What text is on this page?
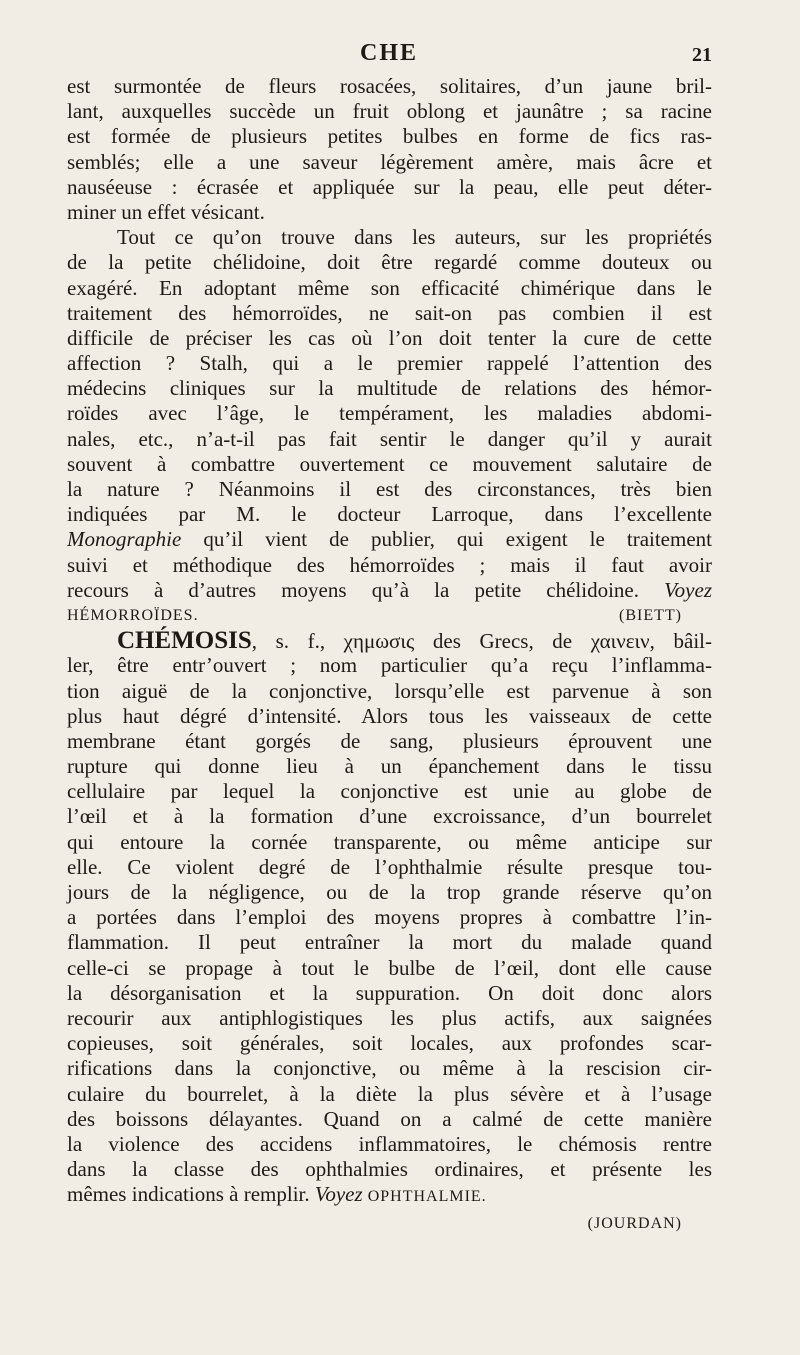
CHE	21
est surmontée de fleurs rosacées, solitaires, d’un jaune bril-
lant, auxquelles succède un fruit oblong et jaunâtre ; sa racine
est formée de plusieurs petites bulbes en forme de fics ras-
semblés; elle a une saveur légèrement amère, mais âcre et
nauséeuse : écrasée et appliquée sur la peau, elle peut déter-
miner un effet vésicant.
Tout ce qu’on trouve dans les auteurs, sur les propriétés
de la petite chélidoine, doit être regardé comme douteux ou
exagéré. En adoptant même son efficacité chimérique dans le
traitement des hémorroïdes, ne sait-on pas combien il est
difficile de préciser les cas où l’on doit tenter la cure de cette
affection ? Stalh, qui a le premier rappelé l’attention des
médecins cliniques sur la multitude de relations des hémor-
roïdes avec l’âge, le tempérament, les maladies abdomi-
nales, etc., n’a-t-il pas fait sentir le danger qu’il y aurait
souvent à combattre ouvertement ce mouvement salutaire de
la nature ? Néanmoins il est des circonstances, très bien
indiquées par M. le docteur Larroque, dans l’excellente
Monographie qu’il vient de publier, qui exigent le traitement
suivi et méthodique des hémorroïdes ; mais il faut avoir
recours à d’autres moyens qu’à la petite chélidoine. Voyez
HÉMORROÏDES.	(BIETT)
CHÉMOSIS, s. f., χημωσις des Grecs, de χαινειν, bâil-
ler, être entr’ouvert ; nom particulier qu’a reçu l’inflamma-
tion aiguë de la conjonctive, lorsqu’elle est parvenue à son
plus haut dégré d’intensité. Alors tous les vaisseaux de cette
membrane étant gorgés de sang, plusieurs éprouvent une
rupture qui donne lieu à un épanchement dans le tissu
cellulaire par lequel la conjonctive est unie au globe de
l’œil et à la formation d’une excroissance, d’un bourrelet
qui entoure la cornée transparente, ou même anticipe sur
elle. Ce violent degré de l’ophthalmie résulte presque tou-
jours de la négligence, ou de la trop grande réserve qu’on
a portées dans l’emploi des moyens propres à combattre l’in-
flammation. Il peut entraîner la mort du malade quand
celle-ci se propage à tout le bulbe de l’œil, dont elle cause
la désorganisation et la suppuration. On doit donc alors
recourir aux antiphlogistiques les plus actifs, aux saignées
copieuses, soit générales, soit locales, aux profondes scar-
rifications dans la conjonctive, ou même à la rescision cir-
culaire du bourrelet, à la diète la plus sévère et à l’usage
des boissons délayantes. Quand on a calmé de cette manière
la violence des accidens inflammatoires, le chémosis rentre
dans la classe des ophthalmies ordinaires, et présente les
mêmes indications à remplir. Voyez OPHTHALMIE.
(JOURDAN)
+ + +
EXERCISE DESCRIPTION:
Copy the records above exactly, omitting every picture.

EXERCISE RESULT:
What text is on this page?
CHE	21
est surmontée de fleurs rosacées, solitaires, d’un jaune bril-
lant, auxquelles succède un fruit oblong et jaunâtre ; sa racine
est formée de plusieurs petites bulbes en forme de fics ras-
semblés; elle a une saveur légèrement amère, mais âcre et
nauséeuse : écrasée et appliquée sur la peau, elle peut déter-
miner un effet vésicant.
Tout ce qu’on trouve dans les auteurs, sur les propriétés
de la petite chélidoine, doit être regardé comme douteux ou
exagéré. En adoptant même son efficacité chimérique dans le
traitement des hémorroïdes, ne sait-on pas combien il est
difficile de préciser les cas où l’on doit tenter la cure de cette
affection ? Stalh, qui a le premier rappelé l’attention des
médecins cliniques sur la multitude de relations des hémor-
roïdes avec l’âge, le tempérament, les maladies abdomi-
nales, etc., n’a-t-il pas fait sentir le danger qu’il y aurait
souvent à combattre ouvertement ce mouvement salutaire de
la nature ? Néanmoins il est des circonstances, très bien
indiquées par M. le docteur Larroque, dans l’excellente
Monographie qu’il vient de publier, qui exigent le traitement
suivi et méthodique des hémorroïdes ; mais il faut avoir
recours à d’autres moyens qu’à la petite chélidoine. Voyez
HÉMORROÏDES.	(BIETT)
CHÉMOSIS, s. f., χημωσις des Grecs, de χαινειν, bâil-
ler, être entr’ouvert ; nom particulier qu’a reçu l’inflamma-
tion aiguë de la conjonctive, lorsqu’elle est parvenue à son
plus haut dégré d’intensité. Alors tous les vaisseaux de cette
membrane étant gorgés de sang, plusieurs éprouvent une
rupture qui donne lieu à un épanchement dans le tissu
cellulaire par lequel la conjonctive est unie au globe de
l’œil et à la formation d’une excroissance, d’un bourrelet
qui entoure la cornée transparente, ou même anticipe sur
elle. Ce violent degré de l’ophthalmie résulte presque tou-
jours de la négligence, ou de la trop grande réserve qu’on
a portées dans l’emploi des moyens propres à combattre l’in-
flammation. Il peut entraîner la mort du malade quand
celle-ci se propage à tout le bulbe de l’œil, dont elle cause
la désorganisation et la suppuration. On doit donc alors
recourir aux antiphlogistiques les plus actifs, aux saignées
copieuses, soit générales, soit locales, aux profondes scar-
rifications dans la conjonctive, ou même à la rescision cir-
culaire du bourrelet, à la diète la plus sévère et à l’usage
des boissons délayantes. Quand on a calmé de cette manière
la violence des accidens inflammatoires, le chémosis rentre
dans la classe des ophthalmies ordinaires, et présente les
mêmes indications à remplir. Voyez OPHTHALMIE.
(JOURDAN)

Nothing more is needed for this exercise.